** SET EXERCISE **
Check every line of the material below for "Помещение". Give the number of lines that have it, and only that.
* BEGIN *
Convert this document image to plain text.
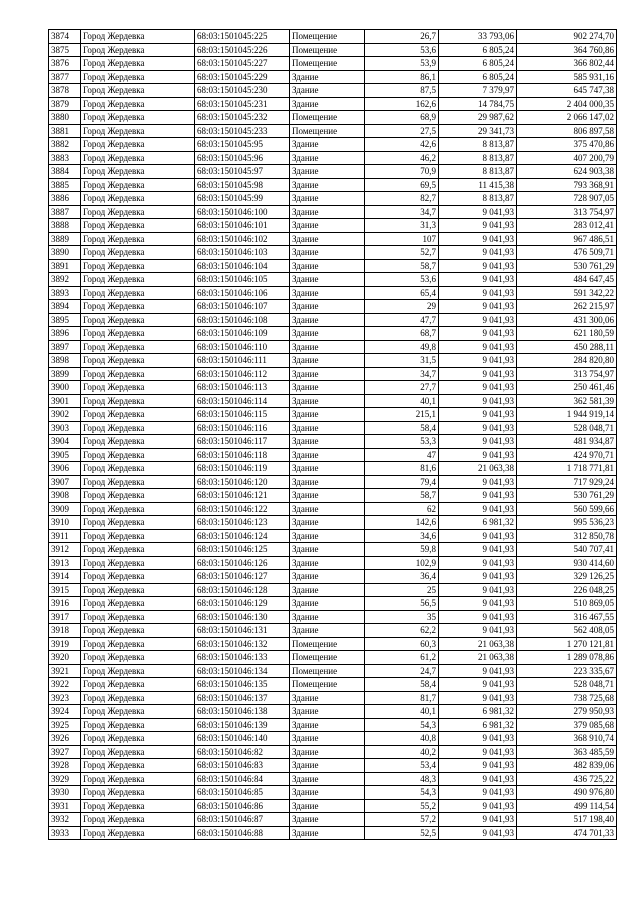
3874	Город Жердевка	68:03:1501045:225	Помещение	26,7	33 793,06	902 274,70
3875	Город Жердевка	68:03:1501045:226	Помещение	53,6	6 805,24	364 760,86
3876	Город Жердевка	68:03:1501045:227	Помещение	53,9	6 805,24	366 802,44
3877	Город Жердевка	68:03:1501045:229	Здание	86,1	6 805,24	585 931,16
3878	Город Жердевка	68:03:1501045:230	Здание	87,5	7 379,97	645 747,38
3879	Город Жердевка	68:03:1501045:231	Здание	162,6	14 784,75	2 404 000,35
3880	Город Жердевка	68:03:1501045:232	Помещение	68,9	29 987,62	2 066 147,02
3881	Город Жердевка	68:03:1501045:233	Помещение	27,5	29 341,73	806 897,58
3882	Город Жердевка	68:03:1501045:95	Здание	42,6	8 813,87	375 470,86
3883	Город Жердевка	68:03:1501045:96	Здание	46,2	8 813,87	407 200,79
3884	Город Жердевка	68:03:1501045:97	Здание	70,9	8 813,87	624 903,38
3885	Город Жердевка	68:03:1501045:98	Здание	69,5	11 415,38	793 368,91
3886	Город Жердевка	68:03:1501045:99	Здание	82,7	8 813,87	728 907,05
3887	Город Жердевка	68:03:1501046:100	Здание	34,7	9 041,93	313 754,97
3888	Город Жердевка	68:03:1501046:101	Здание	31,3	9 041,93	283 012,41
3889	Город Жердевка	68:03:1501046:102	Здание	107	9 041,93	967 486,51
3890	Город Жердевка	68:03:1501046:103	Здание	52,7	9 041,93	476 509,71
3891	Город Жердевка	68:03:1501046:104	Здание	58,7	9 041,93	530 761,29
3892	Город Жердевка	68:03:1501046:105	Здание	53,6	9 041,93	484 647,45
3893	Город Жердевка	68:03:1501046:106	Здание	65,4	9 041,93	591 342,22
3894	Город Жердевка	68:03:1501046:107	Здание	29	9 041,93	262 215,97
3895	Город Жердевка	68:03:1501046:108	Здание	47,7	9 041,93	431 300,06
3896	Город Жердевка	68:03:1501046:109	Здание	68,7	9 041,93	621 180,59
3897	Город Жердевка	68:03:1501046:110	Здание	49,8	9 041,93	450 288,11
3898	Город Жердевка	68:03:1501046:111	Здание	31,5	9 041,93	284 820,80
3899	Город Жердевка	68:03:1501046:112	Здание	34,7	9 041,93	313 754,97
3900	Город Жердевка	68:03:1501046:113	Здание	27,7	9 041,93	250 461,46
3901	Город Жердевка	68:03:1501046:114	Здание	40,1	9 041,93	362 581,39
3902	Город Жердевка	68:03:1501046:115	Здание	215,1	9 041,93	1 944 919,14
3903	Город Жердевка	68:03:1501046:116	Здание	58,4	9 041,93	528 048,71
3904	Город Жердевка	68:03:1501046:117	Здание	53,3	9 041,93	481 934,87
3905	Город Жердевка	68:03:1501046:118	Здание	47	9 041,93	424 970,71
3906	Город Жердевка	68:03:1501046:119	Здание	81,6	21 063,38	1 718 771,81
3907	Город Жердевка	68:03:1501046:120	Здание	79,4	9 041,93	717 929,24
3908	Город Жердевка	68:03:1501046:121	Здание	58,7	9 041,93	530 761,29
3909	Город Жердевка	68:03:1501046:122	Здание	62	9 041,93	560 599,66
3910	Город Жердевка	68:03:1501046:123	Здание	142,6	6 981,32	995 536,23
3911	Город Жердевка	68:03:1501046:124	Здание	34,6	9 041,93	312 850,78
3912	Город Жердевка	68:03:1501046:125	Здание	59,8	9 041,93	540 707,41
3913	Город Жердевка	68:03:1501046:126	Здание	102,9	9 041,93	930 414,60
3914	Город Жердевка	68:03:1501046:127	Здание	36,4	9 041,93	329 126,25
3915	Город Жердевка	68:03:1501046:128	Здание	25	9 041,93	226 048,25
3916	Город Жердевка	68:03:1501046:129	Здание	56,5	9 041,93	510 869,05
3917	Город Жердевка	68:03:1501046:130	Здание	35	9 041,93	316 467,55
3918	Город Жердевка	68:03:1501046:131	Здание	62,2	9 041,93	562 408,05
3919	Город Жердевка	68:03:1501046:132	Помещение	60,3	21 063,38	1 270 121,81
3920	Город Жердевка	68:03:1501046:133	Помещение	61,2	21 063,38	1 289 078,86
3921	Город Жердевка	68:03:1501046:134	Помещение	24,7	9 041,93	223 335,67
3922	Город Жердевка	68:03:1501046:135	Помещение	58,4	9 041,93	528 048,71
3923	Город Жердевка	68:03:1501046:137	Здание	81,7	9 041,93	738 725,68
3924	Город Жердевка	68:03:1501046:138	Здание	40,1	6 981,32	279 950,93
3925	Город Жердевка	68:03:1501046:139	Здание	54,3	6 981,32	379 085,68
3926	Город Жердевка	68:03:1501046:140	Здание	40,8	9 041,93	368 910,74
3927	Город Жердевка	68:03:1501046:82	Здание	40,2	9 041,93	363 485,59
3928	Город Жердевка	68:03:1501046:83	Здание	53,4	9 041,93	482 839,06
3929	Город Жердевка	68:03:1501046:84	Здание	48,3	9 041,93	436 725,22
3930	Город Жердевка	68:03:1501046:85	Здание	54,3	9 041,93	490 976,80
3931	Город Жердевка	68:03:1501046:86	Здание	55,2	9 041,93	499 114,54
3932	Город Жердевка	68:03:1501046:87	Здание	57,2	9 041,93	517 198,40
3933	Город Жердевка	68:03:1501046:88	Здание	52,5	9 041,93	474 701,33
* END *
** RESPONSE **
9